▸ **EXERCISE AIM**
Count every line that holds the string "name", and report the number alone.

▸ **PROVIDED DATA**
______________________________

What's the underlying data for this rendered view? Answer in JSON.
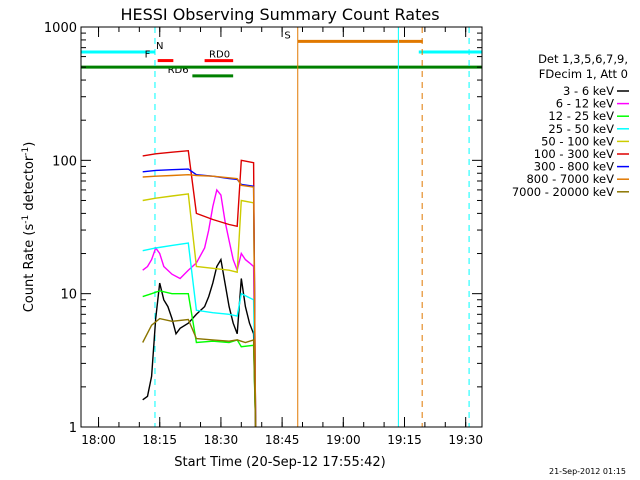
{
  "chart_data": {
    "type": "line",
    "title": "HESSI Observing Summary Count Rates",
    "xlabel": "Start Time (20-Sep-12 17:55:42)",
    "ylabel_main": "Count Rate (s",
    "ylabel_sup1": "-1",
    "ylabel_mid": " detector",
    "ylabel_sup2": "-1",
    "ylabel_end": ")",
    "yscale": "log",
    "ylim": [
      1,
      1000
    ],
    "xlim": [
      "17:55:42",
      "19:34:00"
    ],
    "x_ticks": [
      "18:00",
      "18:15",
      "18:30",
      "18:45",
      "19:00",
      "19:15",
      "19:30"
    ],
    "y_ticks": [
      "1",
      "10",
      "100",
      "1000"
    ],
    "footer_date": "21-Sep-2012 01:15",
    "legend": {
      "header1": "Det 1,3,5,6,7,9,",
      "header2": "FDecim 1, Att 0",
      "position": "right"
    },
    "series": [
      {
        "name": "3 - 6 keV",
        "color": "#000000",
        "points": [
          [
            "18:10:50",
            1.6
          ],
          [
            "18:12",
            1.7
          ],
          [
            "18:13",
            2.4
          ],
          [
            "18:14",
            6.5
          ],
          [
            "18:15",
            12
          ],
          [
            "18:16",
            9
          ],
          [
            "18:17",
            8
          ],
          [
            "18:18",
            6.5
          ],
          [
            "18:19",
            5
          ],
          [
            "18:20",
            5.5
          ],
          [
            "18:22",
            6.0
          ],
          [
            "18:24",
            7.0
          ],
          [
            "18:26",
            8.0
          ],
          [
            "18:27",
            9.5
          ],
          [
            "18:28",
            12
          ],
          [
            "18:29",
            16
          ],
          [
            "18:30",
            18
          ],
          [
            "18:31",
            12
          ],
          [
            "18:32",
            8
          ],
          [
            "18:33",
            6
          ],
          [
            "18:34",
            5
          ],
          [
            "18:35",
            13
          ],
          [
            "18:36",
            8
          ],
          [
            "18:37",
            6
          ],
          [
            "18:38",
            5
          ],
          [
            "18:38:30",
            1
          ]
        ]
      },
      {
        "name": "6 - 12 keV",
        "color": "#ff00ff",
        "points": [
          [
            "18:10:50",
            15
          ],
          [
            "18:12",
            16
          ],
          [
            "18:13",
            18
          ],
          [
            "18:14",
            22
          ],
          [
            "18:15",
            20
          ],
          [
            "18:16",
            16
          ],
          [
            "18:18",
            14
          ],
          [
            "18:20",
            13
          ],
          [
            "18:22",
            15
          ],
          [
            "18:24",
            17
          ],
          [
            "18:26",
            22
          ],
          [
            "18:27",
            30
          ],
          [
            "18:28",
            45
          ],
          [
            "18:29",
            60
          ],
          [
            "18:30",
            55
          ],
          [
            "18:31",
            35
          ],
          [
            "18:32",
            25
          ],
          [
            "18:33",
            18
          ],
          [
            "18:34",
            15
          ],
          [
            "18:35",
            20
          ],
          [
            "18:36",
            18
          ],
          [
            "18:37",
            17
          ],
          [
            "18:38",
            16
          ],
          [
            "18:38:30",
            1
          ]
        ]
      },
      {
        "name": "12 - 25 keV",
        "color": "#00ff00",
        "points": [
          [
            "18:10:50",
            9.5
          ],
          [
            "18:13",
            10
          ],
          [
            "18:15",
            10.5
          ],
          [
            "18:18",
            10
          ],
          [
            "18:22",
            10
          ],
          [
            "18:24",
            4.3
          ],
          [
            "18:28",
            4.4
          ],
          [
            "18:32",
            4.3
          ],
          [
            "18:34",
            4.5
          ],
          [
            "18:35",
            4.0
          ],
          [
            "18:38",
            4.1
          ],
          [
            "18:38:30",
            1
          ]
        ]
      },
      {
        "name": "25 - 50 keV",
        "color": "#00ffff",
        "points": [
          [
            "18:10:50",
            21
          ],
          [
            "18:14",
            22
          ],
          [
            "18:18",
            23
          ],
          [
            "18:22",
            24
          ],
          [
            "18:24",
            7.5
          ],
          [
            "18:28",
            7.2
          ],
          [
            "18:32",
            7.0
          ],
          [
            "18:34",
            6.8
          ],
          [
            "18:35",
            10
          ],
          [
            "18:38",
            9
          ],
          [
            "18:38:30",
            1
          ]
        ]
      },
      {
        "name": "50 - 100 keV",
        "color": "#cccc00",
        "points": [
          [
            "18:10:50",
            50
          ],
          [
            "18:14",
            52
          ],
          [
            "18:18",
            54
          ],
          [
            "18:22",
            56
          ],
          [
            "18:24",
            16
          ],
          [
            "18:28",
            15.5
          ],
          [
            "18:32",
            15
          ],
          [
            "18:34",
            14.5
          ],
          [
            "18:35",
            50
          ],
          [
            "18:38",
            48
          ],
          [
            "18:38:30",
            1
          ]
        ]
      },
      {
        "name": "100 - 300 keV",
        "color": "#dd0000",
        "points": [
          [
            "18:10:50",
            108
          ],
          [
            "18:14",
            112
          ],
          [
            "18:18",
            115
          ],
          [
            "18:22",
            118
          ],
          [
            "18:24",
            40
          ],
          [
            "18:28",
            36
          ],
          [
            "18:32",
            33
          ],
          [
            "18:34",
            32
          ],
          [
            "18:35",
            100
          ],
          [
            "18:38",
            96
          ],
          [
            "18:38:30",
            1
          ]
        ]
      },
      {
        "name": "300 - 800 keV",
        "color": "#0000ff",
        "points": [
          [
            "18:10:50",
            82
          ],
          [
            "18:14",
            84
          ],
          [
            "18:18",
            85
          ],
          [
            "18:22",
            86
          ],
          [
            "18:24",
            78
          ],
          [
            "18:28",
            76
          ],
          [
            "18:32",
            73
          ],
          [
            "18:34",
            72
          ],
          [
            "18:35",
            66
          ],
          [
            "18:38",
            64
          ],
          [
            "18:38:30",
            1
          ]
        ]
      },
      {
        "name": "800 - 7000 keV",
        "color": "#e07800",
        "points": [
          [
            "18:10:50",
            75
          ],
          [
            "18:14",
            76
          ],
          [
            "18:18",
            77
          ],
          [
            "18:22",
            78
          ],
          [
            "18:24",
            77
          ],
          [
            "18:28",
            76
          ],
          [
            "18:32",
            74
          ],
          [
            "18:34",
            73
          ],
          [
            "18:35",
            65
          ],
          [
            "18:38",
            63
          ],
          [
            "18:38:30",
            1
          ]
        ]
      },
      {
        "name": "7000 - 20000 keV",
        "color": "#8b7500",
        "points": [
          [
            "18:10:50",
            4.3
          ],
          [
            "18:13",
            5.8
          ],
          [
            "18:15",
            6.5
          ],
          [
            "18:18",
            6.2
          ],
          [
            "18:22",
            6.4
          ],
          [
            "18:24",
            4.6
          ],
          [
            "18:28",
            4.5
          ],
          [
            "18:32",
            4.4
          ],
          [
            "18:34",
            4.5
          ],
          [
            "18:36",
            4.3
          ],
          [
            "18:38",
            4.5
          ],
          [
            "18:38:30",
            1
          ]
        ]
      }
    ],
    "flags": [
      {
        "label": "N",
        "color": "#00ffff",
        "y": 650,
        "segments": [
          [
            "17:55:42",
            "18:13:50"
          ],
          [
            "19:18:30",
            "19:34:00"
          ]
        ],
        "label_at": "18:15"
      },
      {
        "label": "F",
        "color": "#ff0000",
        "y": 560,
        "segments": [
          [
            "18:14:30",
            "18:18:20"
          ]
        ],
        "label_at": "18:12"
      },
      {
        "label": "RD0",
        "color": "#ff0000",
        "y": 560,
        "segments": [
          [
            "18:26",
            "18:33"
          ]
        ],
        "label_at": "18:29:40"
      },
      {
        "label": "RD6",
        "color": "#008000",
        "y": 430,
        "segments": [
          [
            "18:23",
            "18:33"
          ]
        ],
        "label_at": "18:19:30"
      },
      {
        "label": "",
        "color": "#008000",
        "y": 500,
        "segments": [
          [
            "17:55:42",
            "19:34:00"
          ]
        ],
        "label_at": ""
      },
      {
        "label": "S",
        "color": "#e07800",
        "y": 780,
        "segments": [
          [
            "18:48:50",
            "19:19:30"
          ]
        ],
        "label_at": "18:46:20"
      }
    ],
    "vlines": [
      {
        "x": "18:13:50",
        "color": "#00ffff",
        "style": "dashed"
      },
      {
        "x": "19:13:30",
        "color": "#00ffff",
        "style": "solid"
      },
      {
        "x": "19:30:50",
        "color": "#00ffff",
        "style": "dashed"
      },
      {
        "x": "18:48:50",
        "color": "#e07800",
        "style": "solid"
      },
      {
        "x": "19:19:20",
        "color": "#e07800",
        "style": "dashed"
      }
    ]
  }
}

______________________________

▸ **EXERCISE SOLUTION**
9